BEGIN Data in this exercise
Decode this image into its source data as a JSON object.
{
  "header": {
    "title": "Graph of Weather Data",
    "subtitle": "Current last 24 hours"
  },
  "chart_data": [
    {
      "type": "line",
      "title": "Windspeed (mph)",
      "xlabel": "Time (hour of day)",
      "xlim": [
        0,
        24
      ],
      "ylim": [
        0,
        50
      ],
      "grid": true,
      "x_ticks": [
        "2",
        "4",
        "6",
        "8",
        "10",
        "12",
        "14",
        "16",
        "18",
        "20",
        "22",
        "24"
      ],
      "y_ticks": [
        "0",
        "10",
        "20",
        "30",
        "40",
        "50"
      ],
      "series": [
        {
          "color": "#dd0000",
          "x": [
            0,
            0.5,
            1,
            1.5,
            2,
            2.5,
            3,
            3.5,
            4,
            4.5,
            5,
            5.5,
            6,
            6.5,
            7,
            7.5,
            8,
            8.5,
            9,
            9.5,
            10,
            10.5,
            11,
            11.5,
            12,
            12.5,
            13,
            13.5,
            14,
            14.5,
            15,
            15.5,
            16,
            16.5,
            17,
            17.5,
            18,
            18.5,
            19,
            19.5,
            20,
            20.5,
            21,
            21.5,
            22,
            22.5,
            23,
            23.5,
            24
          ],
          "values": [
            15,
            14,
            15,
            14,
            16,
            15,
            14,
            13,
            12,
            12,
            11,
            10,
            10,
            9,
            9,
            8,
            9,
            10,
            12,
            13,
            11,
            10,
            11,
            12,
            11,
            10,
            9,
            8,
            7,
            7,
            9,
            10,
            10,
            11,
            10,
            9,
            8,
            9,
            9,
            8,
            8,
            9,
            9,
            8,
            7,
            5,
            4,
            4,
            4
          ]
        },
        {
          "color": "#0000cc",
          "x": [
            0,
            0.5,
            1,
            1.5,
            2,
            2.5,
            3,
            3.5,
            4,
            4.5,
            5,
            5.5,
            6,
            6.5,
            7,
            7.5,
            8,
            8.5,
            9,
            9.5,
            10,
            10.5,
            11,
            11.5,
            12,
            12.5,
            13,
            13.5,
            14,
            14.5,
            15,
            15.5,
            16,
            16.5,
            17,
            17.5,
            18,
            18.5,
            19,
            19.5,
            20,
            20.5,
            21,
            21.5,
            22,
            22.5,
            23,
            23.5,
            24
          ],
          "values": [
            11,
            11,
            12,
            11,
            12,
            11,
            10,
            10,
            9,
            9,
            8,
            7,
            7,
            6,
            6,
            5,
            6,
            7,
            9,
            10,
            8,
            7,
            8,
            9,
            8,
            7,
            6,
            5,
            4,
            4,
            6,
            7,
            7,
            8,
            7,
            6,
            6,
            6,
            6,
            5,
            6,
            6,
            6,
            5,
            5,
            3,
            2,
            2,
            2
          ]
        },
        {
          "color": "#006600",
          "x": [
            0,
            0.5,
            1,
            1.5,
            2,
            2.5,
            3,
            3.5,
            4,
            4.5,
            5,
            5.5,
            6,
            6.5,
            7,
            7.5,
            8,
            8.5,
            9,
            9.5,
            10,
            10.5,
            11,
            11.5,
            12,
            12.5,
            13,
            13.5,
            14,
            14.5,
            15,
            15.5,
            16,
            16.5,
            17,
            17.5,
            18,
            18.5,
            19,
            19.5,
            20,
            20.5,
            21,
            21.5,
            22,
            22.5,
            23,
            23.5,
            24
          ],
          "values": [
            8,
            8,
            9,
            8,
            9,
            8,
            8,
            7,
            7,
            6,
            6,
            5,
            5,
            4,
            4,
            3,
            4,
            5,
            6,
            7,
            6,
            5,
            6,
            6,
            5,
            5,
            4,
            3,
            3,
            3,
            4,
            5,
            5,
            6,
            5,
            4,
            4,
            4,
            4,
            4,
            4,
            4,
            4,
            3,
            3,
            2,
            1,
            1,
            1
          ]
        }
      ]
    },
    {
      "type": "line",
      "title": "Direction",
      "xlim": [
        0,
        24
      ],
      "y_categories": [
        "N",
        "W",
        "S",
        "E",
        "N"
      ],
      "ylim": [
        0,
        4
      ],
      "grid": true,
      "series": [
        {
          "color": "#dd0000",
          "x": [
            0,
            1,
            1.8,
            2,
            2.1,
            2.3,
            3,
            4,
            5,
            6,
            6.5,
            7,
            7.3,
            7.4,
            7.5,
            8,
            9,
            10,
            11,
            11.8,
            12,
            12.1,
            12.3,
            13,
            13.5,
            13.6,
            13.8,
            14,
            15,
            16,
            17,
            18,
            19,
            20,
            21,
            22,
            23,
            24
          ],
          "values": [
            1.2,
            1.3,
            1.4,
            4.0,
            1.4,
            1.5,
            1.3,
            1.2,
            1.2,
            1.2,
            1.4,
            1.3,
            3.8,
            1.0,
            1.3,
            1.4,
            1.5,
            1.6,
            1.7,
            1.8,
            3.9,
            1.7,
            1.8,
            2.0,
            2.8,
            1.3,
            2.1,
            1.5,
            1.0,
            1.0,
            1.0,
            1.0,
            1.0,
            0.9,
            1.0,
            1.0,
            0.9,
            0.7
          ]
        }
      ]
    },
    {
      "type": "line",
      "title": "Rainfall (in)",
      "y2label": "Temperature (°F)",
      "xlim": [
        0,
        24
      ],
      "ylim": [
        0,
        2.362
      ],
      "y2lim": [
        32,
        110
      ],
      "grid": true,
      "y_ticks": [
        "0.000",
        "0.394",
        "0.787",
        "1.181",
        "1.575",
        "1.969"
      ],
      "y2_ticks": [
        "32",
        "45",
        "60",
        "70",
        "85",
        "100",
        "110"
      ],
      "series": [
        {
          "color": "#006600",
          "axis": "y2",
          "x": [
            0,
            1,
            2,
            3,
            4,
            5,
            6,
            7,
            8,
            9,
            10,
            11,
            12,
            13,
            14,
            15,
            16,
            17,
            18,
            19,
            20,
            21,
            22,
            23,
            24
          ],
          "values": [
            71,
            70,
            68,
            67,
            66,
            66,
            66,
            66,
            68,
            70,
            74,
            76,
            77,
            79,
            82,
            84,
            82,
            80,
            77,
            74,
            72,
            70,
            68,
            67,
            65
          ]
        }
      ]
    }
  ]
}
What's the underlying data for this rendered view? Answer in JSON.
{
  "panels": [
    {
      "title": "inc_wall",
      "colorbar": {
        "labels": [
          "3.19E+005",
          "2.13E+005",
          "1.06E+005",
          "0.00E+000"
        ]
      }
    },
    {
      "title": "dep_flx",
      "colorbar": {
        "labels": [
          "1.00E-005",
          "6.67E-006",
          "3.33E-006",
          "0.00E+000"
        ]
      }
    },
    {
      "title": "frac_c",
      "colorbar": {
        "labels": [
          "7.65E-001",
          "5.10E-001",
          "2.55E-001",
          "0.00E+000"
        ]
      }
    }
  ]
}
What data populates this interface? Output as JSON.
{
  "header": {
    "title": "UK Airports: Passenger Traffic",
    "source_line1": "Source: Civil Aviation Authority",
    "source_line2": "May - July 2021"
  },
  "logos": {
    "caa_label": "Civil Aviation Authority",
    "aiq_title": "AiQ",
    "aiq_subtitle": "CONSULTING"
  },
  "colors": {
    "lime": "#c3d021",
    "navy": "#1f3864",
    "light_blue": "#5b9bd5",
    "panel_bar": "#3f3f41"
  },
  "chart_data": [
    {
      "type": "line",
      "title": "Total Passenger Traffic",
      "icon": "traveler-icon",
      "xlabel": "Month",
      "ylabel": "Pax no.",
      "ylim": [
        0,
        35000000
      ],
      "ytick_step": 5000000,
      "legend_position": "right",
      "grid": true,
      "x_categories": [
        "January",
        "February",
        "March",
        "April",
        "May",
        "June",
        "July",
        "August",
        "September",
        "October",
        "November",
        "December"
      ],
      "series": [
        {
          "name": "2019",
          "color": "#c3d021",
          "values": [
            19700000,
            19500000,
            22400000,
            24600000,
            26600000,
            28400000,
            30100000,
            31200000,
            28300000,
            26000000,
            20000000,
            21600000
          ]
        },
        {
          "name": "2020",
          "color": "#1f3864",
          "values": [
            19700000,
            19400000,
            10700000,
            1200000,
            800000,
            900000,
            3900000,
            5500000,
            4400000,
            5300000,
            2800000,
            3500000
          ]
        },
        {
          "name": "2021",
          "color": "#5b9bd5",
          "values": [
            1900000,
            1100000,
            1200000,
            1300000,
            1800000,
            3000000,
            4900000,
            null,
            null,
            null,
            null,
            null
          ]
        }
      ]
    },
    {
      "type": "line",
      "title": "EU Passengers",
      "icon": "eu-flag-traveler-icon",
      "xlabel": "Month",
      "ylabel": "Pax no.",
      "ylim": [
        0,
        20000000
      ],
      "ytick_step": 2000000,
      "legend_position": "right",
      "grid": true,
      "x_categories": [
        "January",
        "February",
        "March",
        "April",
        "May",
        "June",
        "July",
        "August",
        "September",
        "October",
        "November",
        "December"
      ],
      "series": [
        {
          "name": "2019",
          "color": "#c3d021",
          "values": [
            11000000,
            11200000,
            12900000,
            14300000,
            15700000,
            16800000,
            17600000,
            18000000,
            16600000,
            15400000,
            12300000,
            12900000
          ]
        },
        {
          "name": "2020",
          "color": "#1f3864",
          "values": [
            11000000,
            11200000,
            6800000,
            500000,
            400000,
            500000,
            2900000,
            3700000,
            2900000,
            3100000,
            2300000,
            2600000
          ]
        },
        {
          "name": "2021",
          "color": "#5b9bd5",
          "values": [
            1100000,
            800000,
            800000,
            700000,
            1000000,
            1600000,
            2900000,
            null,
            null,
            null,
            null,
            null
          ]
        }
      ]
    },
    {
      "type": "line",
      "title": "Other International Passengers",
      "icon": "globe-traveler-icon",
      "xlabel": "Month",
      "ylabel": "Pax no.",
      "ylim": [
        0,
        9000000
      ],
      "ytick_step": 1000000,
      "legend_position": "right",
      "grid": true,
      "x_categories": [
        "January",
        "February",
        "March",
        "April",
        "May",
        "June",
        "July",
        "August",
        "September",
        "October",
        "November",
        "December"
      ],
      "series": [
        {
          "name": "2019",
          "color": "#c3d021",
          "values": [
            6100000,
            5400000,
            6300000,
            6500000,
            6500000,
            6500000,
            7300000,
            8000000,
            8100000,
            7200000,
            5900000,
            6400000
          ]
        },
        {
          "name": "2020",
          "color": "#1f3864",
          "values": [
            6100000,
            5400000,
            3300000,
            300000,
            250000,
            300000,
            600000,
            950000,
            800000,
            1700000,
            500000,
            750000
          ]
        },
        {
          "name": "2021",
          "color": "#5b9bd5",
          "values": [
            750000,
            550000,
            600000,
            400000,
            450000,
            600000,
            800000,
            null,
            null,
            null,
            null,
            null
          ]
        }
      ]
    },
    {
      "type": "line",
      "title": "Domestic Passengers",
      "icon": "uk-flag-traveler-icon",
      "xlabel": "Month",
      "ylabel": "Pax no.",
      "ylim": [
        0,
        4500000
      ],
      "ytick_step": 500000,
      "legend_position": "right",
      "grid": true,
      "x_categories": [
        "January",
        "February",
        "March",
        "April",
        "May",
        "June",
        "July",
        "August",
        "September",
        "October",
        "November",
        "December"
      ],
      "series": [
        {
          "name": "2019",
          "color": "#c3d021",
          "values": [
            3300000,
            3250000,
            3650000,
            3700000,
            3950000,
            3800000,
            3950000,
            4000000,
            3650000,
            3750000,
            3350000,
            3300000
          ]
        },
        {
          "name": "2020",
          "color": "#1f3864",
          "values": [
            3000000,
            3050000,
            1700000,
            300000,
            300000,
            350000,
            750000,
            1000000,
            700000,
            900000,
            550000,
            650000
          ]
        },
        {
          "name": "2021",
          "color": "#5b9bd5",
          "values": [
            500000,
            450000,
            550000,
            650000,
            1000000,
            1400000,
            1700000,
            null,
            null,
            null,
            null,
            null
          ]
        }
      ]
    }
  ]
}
END Data in this exercise
● **Exercise aim**
Only a number is wanted: how many lines of the material include the word "Authority".

● **Response to this task**
2